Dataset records
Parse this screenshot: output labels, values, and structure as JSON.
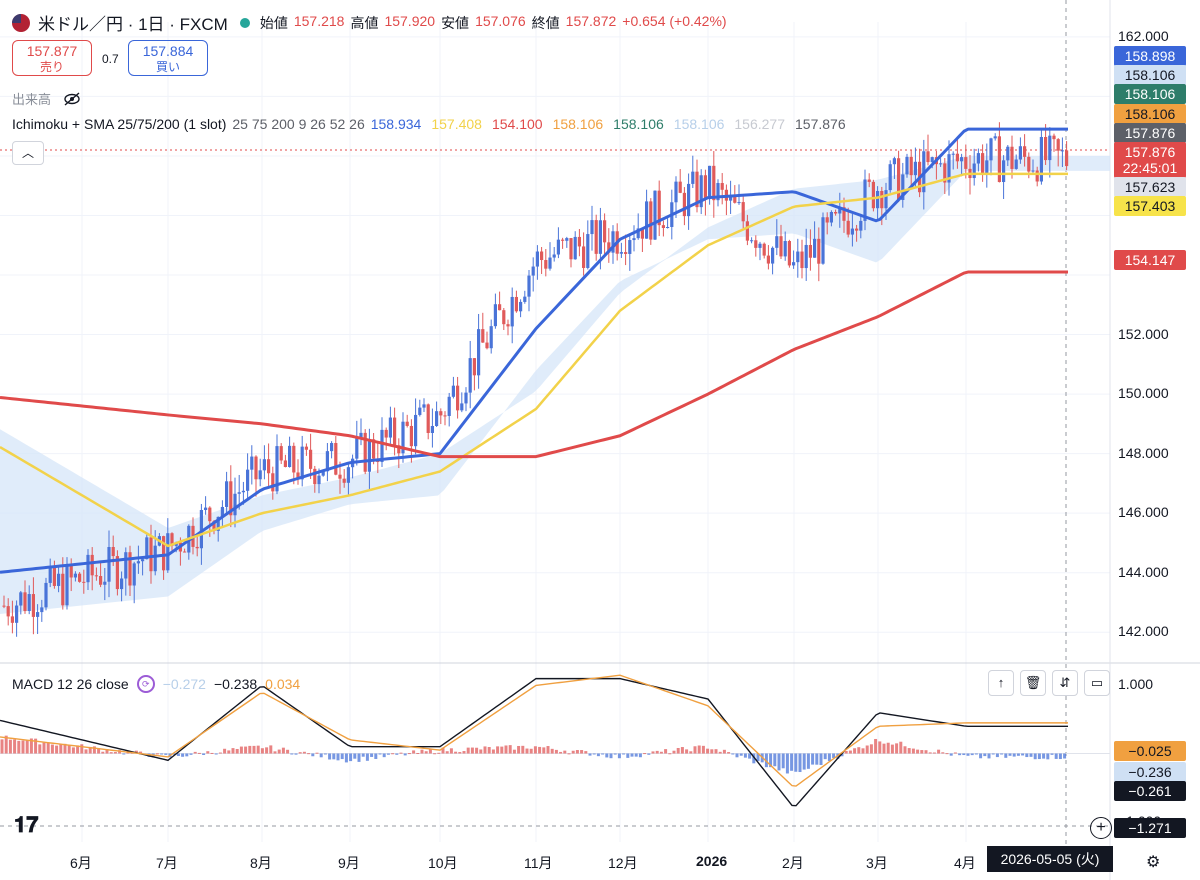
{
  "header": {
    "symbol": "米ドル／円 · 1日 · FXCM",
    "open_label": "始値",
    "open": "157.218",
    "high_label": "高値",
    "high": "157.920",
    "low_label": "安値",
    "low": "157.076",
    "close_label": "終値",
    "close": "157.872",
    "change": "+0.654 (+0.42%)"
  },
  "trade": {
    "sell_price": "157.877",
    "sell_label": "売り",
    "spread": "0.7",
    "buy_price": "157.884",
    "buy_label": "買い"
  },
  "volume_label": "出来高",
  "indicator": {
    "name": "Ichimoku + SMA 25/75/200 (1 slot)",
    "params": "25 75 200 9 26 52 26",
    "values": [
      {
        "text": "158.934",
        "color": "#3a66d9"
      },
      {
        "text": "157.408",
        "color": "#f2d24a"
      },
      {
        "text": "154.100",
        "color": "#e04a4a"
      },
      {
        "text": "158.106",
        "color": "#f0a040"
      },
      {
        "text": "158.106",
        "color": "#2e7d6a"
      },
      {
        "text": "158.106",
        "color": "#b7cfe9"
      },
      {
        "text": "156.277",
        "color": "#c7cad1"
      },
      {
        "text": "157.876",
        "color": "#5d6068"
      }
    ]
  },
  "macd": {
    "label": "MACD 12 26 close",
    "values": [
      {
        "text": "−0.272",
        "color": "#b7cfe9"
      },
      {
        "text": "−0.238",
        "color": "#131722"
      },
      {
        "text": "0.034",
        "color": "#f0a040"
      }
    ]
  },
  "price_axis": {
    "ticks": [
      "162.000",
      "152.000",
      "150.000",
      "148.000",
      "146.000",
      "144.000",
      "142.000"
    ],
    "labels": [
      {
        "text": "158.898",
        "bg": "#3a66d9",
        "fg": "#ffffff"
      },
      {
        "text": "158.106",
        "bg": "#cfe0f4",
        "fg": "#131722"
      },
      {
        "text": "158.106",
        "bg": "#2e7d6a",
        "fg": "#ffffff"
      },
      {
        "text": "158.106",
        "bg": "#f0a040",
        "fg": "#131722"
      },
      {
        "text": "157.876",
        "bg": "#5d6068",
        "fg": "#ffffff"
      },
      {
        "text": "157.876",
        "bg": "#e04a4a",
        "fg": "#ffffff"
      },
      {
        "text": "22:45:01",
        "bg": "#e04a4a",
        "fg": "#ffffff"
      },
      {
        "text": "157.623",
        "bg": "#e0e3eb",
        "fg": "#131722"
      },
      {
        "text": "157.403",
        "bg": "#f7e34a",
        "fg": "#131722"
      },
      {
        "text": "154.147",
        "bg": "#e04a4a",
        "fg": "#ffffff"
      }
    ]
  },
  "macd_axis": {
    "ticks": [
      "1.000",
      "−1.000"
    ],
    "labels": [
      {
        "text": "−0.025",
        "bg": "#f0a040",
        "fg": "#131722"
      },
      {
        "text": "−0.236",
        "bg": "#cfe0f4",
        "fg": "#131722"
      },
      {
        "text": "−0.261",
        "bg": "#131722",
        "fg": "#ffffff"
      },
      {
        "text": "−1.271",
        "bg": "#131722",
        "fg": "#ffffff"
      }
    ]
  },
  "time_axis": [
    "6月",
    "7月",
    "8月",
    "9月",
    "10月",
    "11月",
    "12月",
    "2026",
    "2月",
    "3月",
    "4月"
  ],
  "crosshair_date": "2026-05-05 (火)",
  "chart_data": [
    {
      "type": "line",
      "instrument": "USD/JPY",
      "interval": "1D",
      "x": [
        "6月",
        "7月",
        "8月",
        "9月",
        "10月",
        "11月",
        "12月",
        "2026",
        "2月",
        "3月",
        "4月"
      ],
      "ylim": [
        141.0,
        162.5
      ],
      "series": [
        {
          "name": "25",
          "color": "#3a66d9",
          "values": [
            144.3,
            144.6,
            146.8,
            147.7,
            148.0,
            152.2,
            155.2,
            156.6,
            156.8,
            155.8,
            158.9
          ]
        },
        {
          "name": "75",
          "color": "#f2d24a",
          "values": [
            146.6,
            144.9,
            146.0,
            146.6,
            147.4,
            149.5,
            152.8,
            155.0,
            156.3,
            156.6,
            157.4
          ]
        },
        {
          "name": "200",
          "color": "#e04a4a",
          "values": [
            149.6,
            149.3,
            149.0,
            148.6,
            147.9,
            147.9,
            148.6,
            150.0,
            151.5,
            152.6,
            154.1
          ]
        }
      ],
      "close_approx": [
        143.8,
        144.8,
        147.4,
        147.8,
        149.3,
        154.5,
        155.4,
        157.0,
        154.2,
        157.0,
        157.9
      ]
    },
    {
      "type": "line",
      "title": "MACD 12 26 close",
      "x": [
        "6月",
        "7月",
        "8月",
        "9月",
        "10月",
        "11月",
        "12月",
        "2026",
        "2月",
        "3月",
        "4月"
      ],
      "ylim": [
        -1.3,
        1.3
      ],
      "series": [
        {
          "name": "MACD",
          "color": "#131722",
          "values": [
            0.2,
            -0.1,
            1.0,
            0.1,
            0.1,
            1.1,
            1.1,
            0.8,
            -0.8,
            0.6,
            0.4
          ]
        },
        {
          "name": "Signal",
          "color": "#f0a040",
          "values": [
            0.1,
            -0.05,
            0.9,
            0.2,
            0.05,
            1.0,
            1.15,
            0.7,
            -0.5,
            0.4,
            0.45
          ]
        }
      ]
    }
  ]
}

- _Set problem_: Copy every line of the data exactly as written, excluding the pictures.

- _Task output_:
Parse this screenshot: output labels, values, and structure as JSON.
{
  "header": {
    "symbol": "米ドル／円 · 1日 · FXCM",
    "open_label": "始値",
    "open": "157.218",
    "high_label": "高値",
    "high": "157.920",
    "low_label": "安値",
    "low": "157.076",
    "close_label": "終値",
    "close": "157.872",
    "change": "+0.654 (+0.42%)"
  },
  "trade": {
    "sell_price": "157.877",
    "sell_label": "売り",
    "spread": "0.7",
    "buy_price": "157.884",
    "buy_label": "買い"
  },
  "volume_label": "出来高",
  "indicator": {
    "name": "Ichimoku + SMA 25/75/200 (1 slot)",
    "params": "25 75 200 9 26 52 26",
    "values": [
      {
        "text": "158.934",
        "color": "#3a66d9"
      },
      {
        "text": "157.408",
        "color": "#f2d24a"
      },
      {
        "text": "154.100",
        "color": "#e04a4a"
      },
      {
        "text": "158.106",
        "color": "#f0a040"
      },
      {
        "text": "158.106",
        "color": "#2e7d6a"
      },
      {
        "text": "158.106",
        "color": "#b7cfe9"
      },
      {
        "text": "156.277",
        "color": "#c7cad1"
      },
      {
        "text": "157.876",
        "color": "#5d6068"
      }
    ]
  },
  "macd": {
    "label": "MACD 12 26 close",
    "values": [
      {
        "text": "−0.272",
        "color": "#b7cfe9"
      },
      {
        "text": "−0.238",
        "color": "#131722"
      },
      {
        "text": "0.034",
        "color": "#f0a040"
      }
    ]
  },
  "price_axis": {
    "ticks": [
      "162.000",
      "152.000",
      "150.000",
      "148.000",
      "146.000",
      "144.000",
      "142.000"
    ],
    "labels": [
      {
        "text": "158.898",
        "bg": "#3a66d9",
        "fg": "#ffffff"
      },
      {
        "text": "158.106",
        "bg": "#cfe0f4",
        "fg": "#131722"
      },
      {
        "text": "158.106",
        "bg": "#2e7d6a",
        "fg": "#ffffff"
      },
      {
        "text": "158.106",
        "bg": "#f0a040",
        "fg": "#131722"
      },
      {
        "text": "157.876",
        "bg": "#5d6068",
        "fg": "#ffffff"
      },
      {
        "text": "157.876",
        "bg": "#e04a4a",
        "fg": "#ffffff"
      },
      {
        "text": "22:45:01",
        "bg": "#e04a4a",
        "fg": "#ffffff"
      },
      {
        "text": "157.623",
        "bg": "#e0e3eb",
        "fg": "#131722"
      },
      {
        "text": "157.403",
        "bg": "#f7e34a",
        "fg": "#131722"
      },
      {
        "text": "154.147",
        "bg": "#e04a4a",
        "fg": "#ffffff"
      }
    ]
  },
  "macd_axis": {
    "ticks": [
      "1.000",
      "−1.000"
    ],
    "labels": [
      {
        "text": "−0.025",
        "bg": "#f0a040",
        "fg": "#131722"
      },
      {
        "text": "−0.236",
        "bg": "#cfe0f4",
        "fg": "#131722"
      },
      {
        "text": "−0.261",
        "bg": "#131722",
        "fg": "#ffffff"
      },
      {
        "text": "−1.271",
        "bg": "#131722",
        "fg": "#ffffff"
      }
    ]
  },
  "time_axis": [
    "6月",
    "7月",
    "8月",
    "9月",
    "10月",
    "11月",
    "12月",
    "2026",
    "2月",
    "3月",
    "4月"
  ],
  "crosshair_date": "2026-05-05 (火)",
  "chart_data": [
    {
      "type": "line",
      "instrument": "USD/JPY",
      "interval": "1D",
      "x": [
        "6月",
        "7月",
        "8月",
        "9月",
        "10月",
        "11月",
        "12月",
        "2026",
        "2月",
        "3月",
        "4月"
      ],
      "ylim": [
        141.0,
        162.5
      ],
      "series": [
        {
          "name": "25",
          "color": "#3a66d9",
          "values": [
            144.3,
            144.6,
            146.8,
            147.7,
            148.0,
            152.2,
            155.2,
            156.6,
            156.8,
            155.8,
            158.9
          ]
        },
        {
          "name": "75",
          "color": "#f2d24a",
          "values": [
            146.6,
            144.9,
            146.0,
            146.6,
            147.4,
            149.5,
            152.8,
            155.0,
            156.3,
            156.6,
            157.4
          ]
        },
        {
          "name": "200",
          "color": "#e04a4a",
          "values": [
            149.6,
            149.3,
            149.0,
            148.6,
            147.9,
            147.9,
            148.6,
            150.0,
            151.5,
            152.6,
            154.1
          ]
        }
      ],
      "close_approx": [
        143.8,
        144.8,
        147.4,
        147.8,
        149.3,
        154.5,
        155.4,
        157.0,
        154.2,
        157.0,
        157.9
      ]
    },
    {
      "type": "line",
      "title": "MACD 12 26 close",
      "x": [
        "6月",
        "7月",
        "8月",
        "9月",
        "10月",
        "11月",
        "12月",
        "2026",
        "2月",
        "3月",
        "4月"
      ],
      "ylim": [
        -1.3,
        1.3
      ],
      "series": [
        {
          "name": "MACD",
          "color": "#131722",
          "values": [
            0.2,
            -0.1,
            1.0,
            0.1,
            0.1,
            1.1,
            1.1,
            0.8,
            -0.8,
            0.6,
            0.4
          ]
        },
        {
          "name": "Signal",
          "color": "#f0a040",
          "values": [
            0.1,
            -0.05,
            0.9,
            0.2,
            0.05,
            1.0,
            1.15,
            0.7,
            -0.5,
            0.4,
            0.45
          ]
        }
      ]
    }
  ]
}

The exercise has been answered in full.